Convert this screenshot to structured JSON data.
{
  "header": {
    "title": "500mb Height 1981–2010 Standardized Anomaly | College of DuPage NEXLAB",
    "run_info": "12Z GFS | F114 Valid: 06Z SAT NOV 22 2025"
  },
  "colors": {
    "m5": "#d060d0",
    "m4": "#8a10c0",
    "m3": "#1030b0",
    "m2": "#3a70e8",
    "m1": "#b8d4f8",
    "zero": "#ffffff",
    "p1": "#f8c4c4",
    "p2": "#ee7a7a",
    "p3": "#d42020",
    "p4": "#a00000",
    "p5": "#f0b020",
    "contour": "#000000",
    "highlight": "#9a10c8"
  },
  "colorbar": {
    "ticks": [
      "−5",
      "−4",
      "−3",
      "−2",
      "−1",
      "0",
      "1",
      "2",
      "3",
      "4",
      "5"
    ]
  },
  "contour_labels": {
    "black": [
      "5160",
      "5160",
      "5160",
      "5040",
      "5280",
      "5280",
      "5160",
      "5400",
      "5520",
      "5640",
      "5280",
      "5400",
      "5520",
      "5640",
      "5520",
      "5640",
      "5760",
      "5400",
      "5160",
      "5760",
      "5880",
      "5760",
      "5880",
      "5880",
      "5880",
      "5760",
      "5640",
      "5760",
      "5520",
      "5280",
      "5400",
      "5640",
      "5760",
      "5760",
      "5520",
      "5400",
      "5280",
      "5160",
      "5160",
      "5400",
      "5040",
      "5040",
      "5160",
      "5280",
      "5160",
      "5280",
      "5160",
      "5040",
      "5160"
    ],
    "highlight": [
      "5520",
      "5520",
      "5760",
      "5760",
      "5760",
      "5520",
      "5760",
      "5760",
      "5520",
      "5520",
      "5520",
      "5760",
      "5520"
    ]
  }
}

***

◆ Exercise task
Copy every line of the material, please, keeping it exactly the same.

◆ Task response
Convert this screenshot to structured JSON data.
{
  "header": {
    "title": "500mb Height 1981–2010 Standardized Anomaly | College of DuPage NEXLAB",
    "run_info": "12Z GFS | F114 Valid: 06Z SAT NOV 22 2025"
  },
  "colors": {
    "m5": "#d060d0",
    "m4": "#8a10c0",
    "m3": "#1030b0",
    "m2": "#3a70e8",
    "m1": "#b8d4f8",
    "zero": "#ffffff",
    "p1": "#f8c4c4",
    "p2": "#ee7a7a",
    "p3": "#d42020",
    "p4": "#a00000",
    "p5": "#f0b020",
    "contour": "#000000",
    "highlight": "#9a10c8"
  },
  "colorbar": {
    "ticks": [
      "−5",
      "−4",
      "−3",
      "−2",
      "−1",
      "0",
      "1",
      "2",
      "3",
      "4",
      "5"
    ]
  },
  "contour_labels": {
    "black": [
      "5160",
      "5160",
      "5160",
      "5040",
      "5280",
      "5280",
      "5160",
      "5400",
      "5520",
      "5640",
      "5280",
      "5400",
      "5520",
      "5640",
      "5520",
      "5640",
      "5760",
      "5400",
      "5160",
      "5760",
      "5880",
      "5760",
      "5880",
      "5880",
      "5880",
      "5760",
      "5640",
      "5760",
      "5520",
      "5280",
      "5400",
      "5640",
      "5760",
      "5760",
      "5520",
      "5400",
      "5280",
      "5160",
      "5160",
      "5400",
      "5040",
      "5040",
      "5160",
      "5280",
      "5160",
      "5280",
      "5160",
      "5040",
      "5160"
    ],
    "highlight": [
      "5520",
      "5520",
      "5760",
      "5760",
      "5760",
      "5520",
      "5760",
      "5760",
      "5520",
      "5520",
      "5520",
      "5760",
      "5520"
    ]
  }
}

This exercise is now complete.